> _Request_: Copy out all lines in the data below containing the string "signori".
Exercise material start
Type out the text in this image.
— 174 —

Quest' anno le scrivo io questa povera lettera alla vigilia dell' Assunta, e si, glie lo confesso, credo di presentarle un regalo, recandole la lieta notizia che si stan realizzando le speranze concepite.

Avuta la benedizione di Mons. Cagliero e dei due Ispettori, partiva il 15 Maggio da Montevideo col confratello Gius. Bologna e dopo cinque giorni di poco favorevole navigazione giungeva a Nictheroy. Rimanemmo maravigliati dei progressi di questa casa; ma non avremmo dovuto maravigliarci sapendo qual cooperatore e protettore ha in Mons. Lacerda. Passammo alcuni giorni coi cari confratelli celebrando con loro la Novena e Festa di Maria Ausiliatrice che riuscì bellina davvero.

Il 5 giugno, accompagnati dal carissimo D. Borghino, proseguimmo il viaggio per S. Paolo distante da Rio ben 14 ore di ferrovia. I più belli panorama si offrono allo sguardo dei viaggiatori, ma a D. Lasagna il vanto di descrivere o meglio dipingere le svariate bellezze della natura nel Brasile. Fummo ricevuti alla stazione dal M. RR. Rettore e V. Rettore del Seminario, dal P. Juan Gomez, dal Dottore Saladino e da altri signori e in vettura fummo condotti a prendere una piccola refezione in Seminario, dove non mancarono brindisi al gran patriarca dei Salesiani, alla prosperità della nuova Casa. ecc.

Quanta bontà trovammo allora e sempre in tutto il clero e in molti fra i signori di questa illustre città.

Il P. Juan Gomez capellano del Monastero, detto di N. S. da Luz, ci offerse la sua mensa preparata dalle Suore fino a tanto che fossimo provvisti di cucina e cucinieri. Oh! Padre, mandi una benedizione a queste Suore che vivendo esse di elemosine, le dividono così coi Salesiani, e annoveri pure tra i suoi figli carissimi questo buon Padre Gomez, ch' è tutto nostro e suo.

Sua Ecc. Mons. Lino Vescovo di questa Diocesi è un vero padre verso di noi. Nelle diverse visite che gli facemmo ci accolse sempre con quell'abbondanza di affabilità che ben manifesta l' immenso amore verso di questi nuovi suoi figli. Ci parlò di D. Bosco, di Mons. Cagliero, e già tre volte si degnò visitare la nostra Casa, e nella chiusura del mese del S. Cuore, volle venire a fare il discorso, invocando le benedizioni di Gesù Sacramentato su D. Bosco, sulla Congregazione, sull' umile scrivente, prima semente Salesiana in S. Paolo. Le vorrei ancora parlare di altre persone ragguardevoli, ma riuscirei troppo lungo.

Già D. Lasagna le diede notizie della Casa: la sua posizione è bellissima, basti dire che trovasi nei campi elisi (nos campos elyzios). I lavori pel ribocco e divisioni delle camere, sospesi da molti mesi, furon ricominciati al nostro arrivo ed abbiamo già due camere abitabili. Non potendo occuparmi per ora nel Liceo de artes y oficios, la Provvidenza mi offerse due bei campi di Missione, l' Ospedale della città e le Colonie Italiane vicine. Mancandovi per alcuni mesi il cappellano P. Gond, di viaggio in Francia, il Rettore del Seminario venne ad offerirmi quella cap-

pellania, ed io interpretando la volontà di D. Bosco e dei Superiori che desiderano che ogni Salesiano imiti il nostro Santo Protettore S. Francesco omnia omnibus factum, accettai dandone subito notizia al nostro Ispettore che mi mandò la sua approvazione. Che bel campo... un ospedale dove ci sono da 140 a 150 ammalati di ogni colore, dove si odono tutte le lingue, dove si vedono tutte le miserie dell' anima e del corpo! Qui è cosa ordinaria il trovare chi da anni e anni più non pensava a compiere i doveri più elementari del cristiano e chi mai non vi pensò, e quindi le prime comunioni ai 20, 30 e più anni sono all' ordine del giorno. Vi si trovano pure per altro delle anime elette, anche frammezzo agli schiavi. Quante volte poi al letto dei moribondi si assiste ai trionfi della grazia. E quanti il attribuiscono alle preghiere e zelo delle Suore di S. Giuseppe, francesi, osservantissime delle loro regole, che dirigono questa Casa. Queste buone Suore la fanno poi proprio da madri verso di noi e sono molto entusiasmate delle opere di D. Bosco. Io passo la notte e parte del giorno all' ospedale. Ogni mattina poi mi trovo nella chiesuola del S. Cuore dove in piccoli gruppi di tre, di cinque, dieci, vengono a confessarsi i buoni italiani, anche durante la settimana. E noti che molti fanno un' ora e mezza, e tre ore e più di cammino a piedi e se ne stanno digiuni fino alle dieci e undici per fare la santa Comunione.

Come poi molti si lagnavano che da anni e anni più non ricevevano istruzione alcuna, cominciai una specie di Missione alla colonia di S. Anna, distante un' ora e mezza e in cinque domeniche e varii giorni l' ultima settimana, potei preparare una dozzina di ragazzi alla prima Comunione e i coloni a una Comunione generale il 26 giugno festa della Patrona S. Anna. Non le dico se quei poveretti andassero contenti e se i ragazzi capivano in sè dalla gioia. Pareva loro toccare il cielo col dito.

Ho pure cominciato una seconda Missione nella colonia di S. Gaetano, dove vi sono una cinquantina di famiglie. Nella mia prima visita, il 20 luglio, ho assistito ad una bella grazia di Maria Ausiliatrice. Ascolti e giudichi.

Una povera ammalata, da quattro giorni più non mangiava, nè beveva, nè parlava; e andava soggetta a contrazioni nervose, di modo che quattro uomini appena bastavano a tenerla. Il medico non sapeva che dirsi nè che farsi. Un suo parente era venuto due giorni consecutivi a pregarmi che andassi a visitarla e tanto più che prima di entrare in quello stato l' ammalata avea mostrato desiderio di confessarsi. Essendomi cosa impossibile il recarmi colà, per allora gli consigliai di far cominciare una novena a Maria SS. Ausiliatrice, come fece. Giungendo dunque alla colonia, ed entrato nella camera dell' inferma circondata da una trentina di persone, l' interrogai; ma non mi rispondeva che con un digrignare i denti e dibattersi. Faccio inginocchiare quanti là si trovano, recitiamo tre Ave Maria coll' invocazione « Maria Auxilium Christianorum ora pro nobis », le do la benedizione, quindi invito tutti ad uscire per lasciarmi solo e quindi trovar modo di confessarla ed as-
Exercise material end
> _Result of this task_:
Il 5 giugno, accompagnati dal carissimo D. Borghino, proseguimmo il viaggio per S. Paolo distante da Rio ben 14 ore di ferrovia. I più belli panorama si offrono allo sguardo dei viaggiatori, ma a D. Lasagna il vanto di descrivere o meglio dipingere le svariate bellezze della natura nel Brasile. Fummo ricevuti alla stazione dal M. RR. Rettore e V. Rettore del Seminario, dal P. Juan Gomez, dal Dottore Saladino e da altri signori e in vettura fummo condotti a prendere una piccola refezione in Seminario, dove non mancarono brindisi al gran patriarca dei Salesiani, alla prosperità della nuova Casa. ecc.
Quanta bontà trovammo allora e sempre in tutto il clero e in molti fra i signori di questa illustre città.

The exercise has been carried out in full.